**RECORDS SHOWN:**

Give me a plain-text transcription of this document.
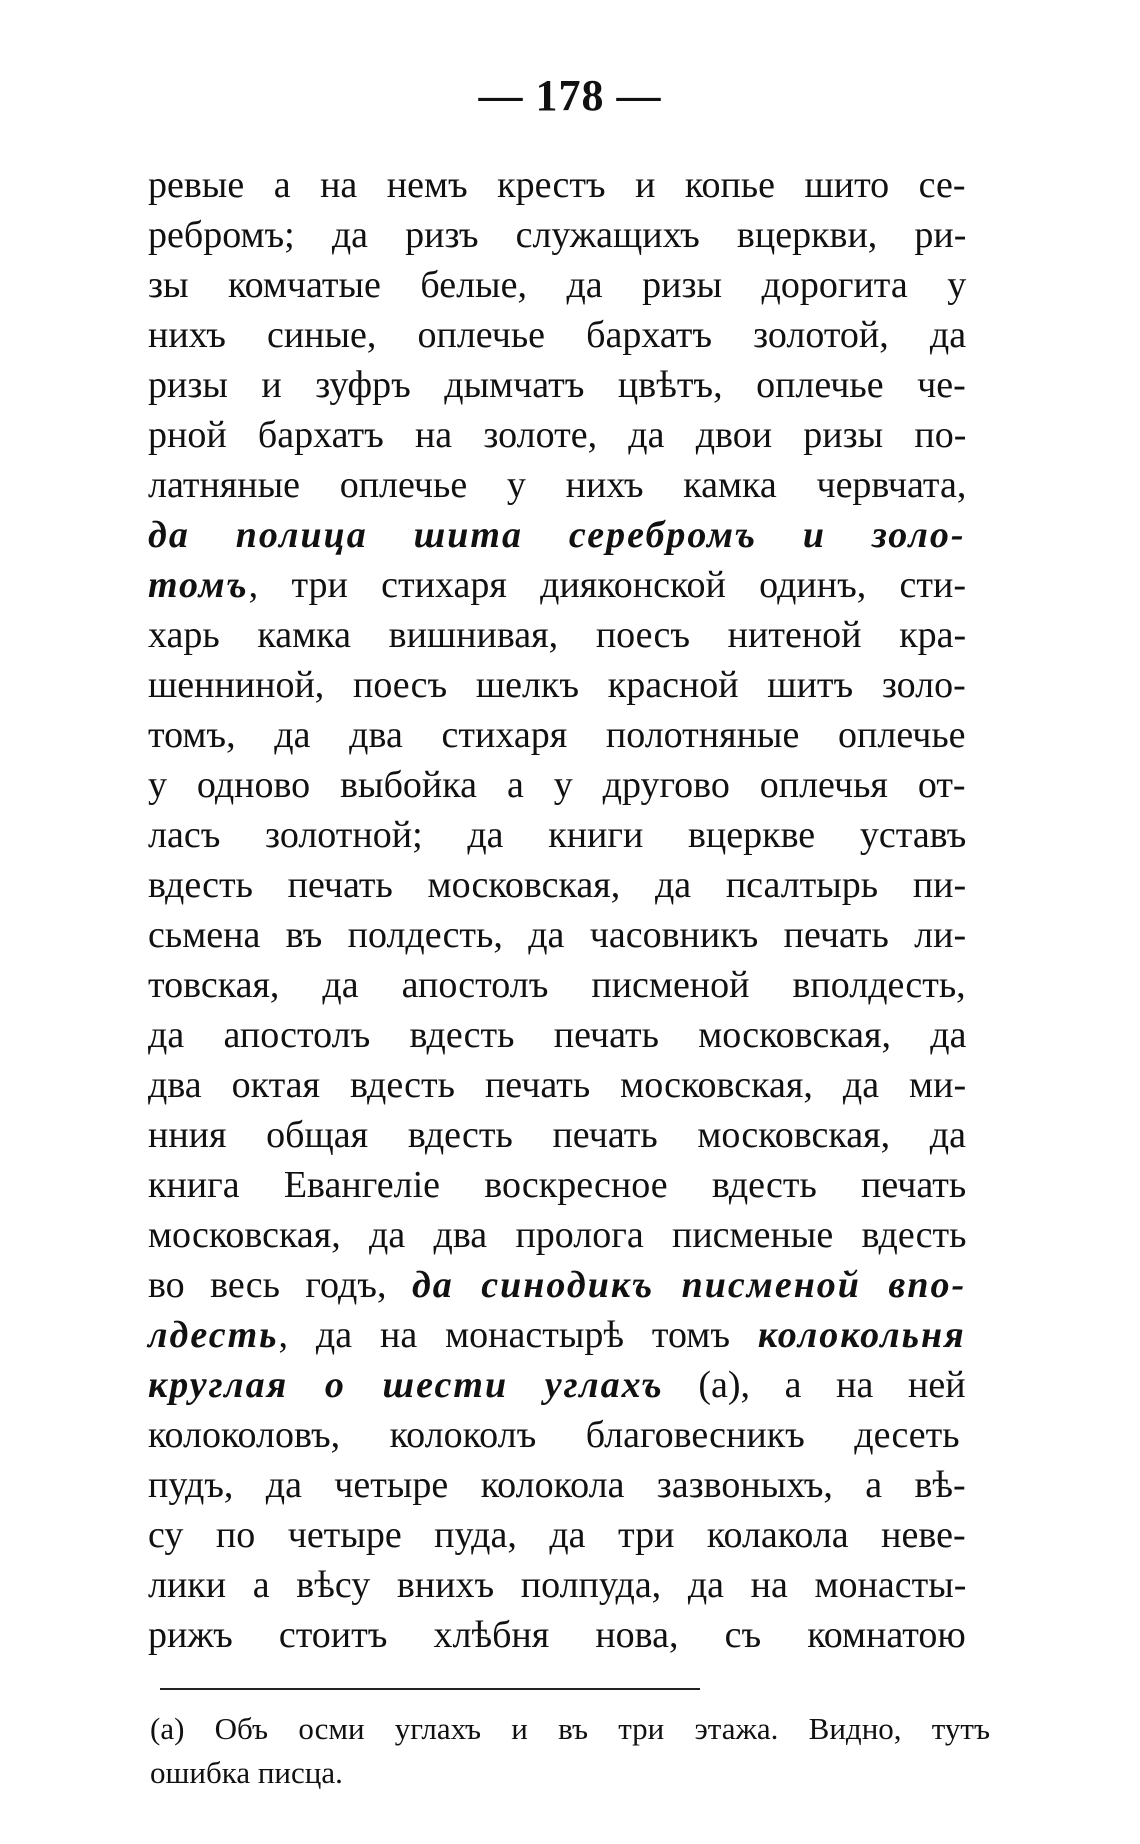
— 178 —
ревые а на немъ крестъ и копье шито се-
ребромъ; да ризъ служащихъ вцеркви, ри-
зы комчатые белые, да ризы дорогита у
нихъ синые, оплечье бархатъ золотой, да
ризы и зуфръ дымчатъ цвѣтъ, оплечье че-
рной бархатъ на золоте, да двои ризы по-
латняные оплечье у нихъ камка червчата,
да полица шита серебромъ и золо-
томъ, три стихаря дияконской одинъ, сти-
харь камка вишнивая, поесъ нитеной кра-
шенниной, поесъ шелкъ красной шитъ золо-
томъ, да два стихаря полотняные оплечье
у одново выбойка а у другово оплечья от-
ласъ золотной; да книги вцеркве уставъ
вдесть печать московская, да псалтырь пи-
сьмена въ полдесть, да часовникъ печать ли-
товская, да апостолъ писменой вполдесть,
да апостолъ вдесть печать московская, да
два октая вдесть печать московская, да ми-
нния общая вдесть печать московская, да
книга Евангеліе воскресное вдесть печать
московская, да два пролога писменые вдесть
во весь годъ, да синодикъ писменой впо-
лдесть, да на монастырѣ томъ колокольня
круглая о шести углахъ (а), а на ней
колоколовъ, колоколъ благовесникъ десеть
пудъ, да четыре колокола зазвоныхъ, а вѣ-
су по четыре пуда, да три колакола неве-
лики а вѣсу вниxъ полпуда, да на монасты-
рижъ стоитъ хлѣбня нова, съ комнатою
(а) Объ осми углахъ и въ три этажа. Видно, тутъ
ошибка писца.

**DESCRIPTION OF THE TASK:** Your task is to copy the entries in full and exactly, without any images.

**SOLUTION FOR THIS PROBLEM:**
Give me a plain-text transcription of this document.
— 178 —
ревые а на немъ крестъ и копье шито се-
ребромъ; да ризъ служащихъ вцеркви, ри-
зы комчатые белые, да ризы дорогита у
нихъ синые, оплечье бархатъ золотой, да
ризы и зуфръ дымчатъ цвѣтъ, оплечье че-
рной бархатъ на золоте, да двои ризы по-
латняные оплечье у нихъ камка червчата,
да полица шита серебромъ и золо-
томъ, три стихаря дияконской одинъ, сти-
харь камка вишнивая, поесъ нитеной кра-
шенниной, поесъ шелкъ красной шитъ золо-
томъ, да два стихаря полотняные оплечье
у одново выбойка а у другово оплечья от-
ласъ золотной; да книги вцеркве уставъ
вдесть печать московская, да псалтырь пи-
сьмена въ полдесть, да часовникъ печать ли-
товская, да апостолъ писменой вполдесть,
да апостолъ вдесть печать московская, да
два октая вдесть печать московская, да ми-
нния общая вдесть печать московская, да
книга Евангеліе воскресное вдесть печать
московская, да два пролога писменые вдесть
во весь годъ, да синодикъ писменой впо-
лдесть, да на монастырѣ томъ колокольня
круглая о шести углахъ (а), а на ней
колоколовъ, колоколъ благовесникъ десеть
пудъ, да четыре колокола зазвоныхъ, а вѣ-
су по четыре пуда, да три колакола неве-
лики а вѣсу вниxъ полпуда, да на монасты-
рижъ стоитъ хлѣбня нова, съ комнатою
(а) Объ осми углахъ и въ три этажа. Видно, тутъ
ошибка писца.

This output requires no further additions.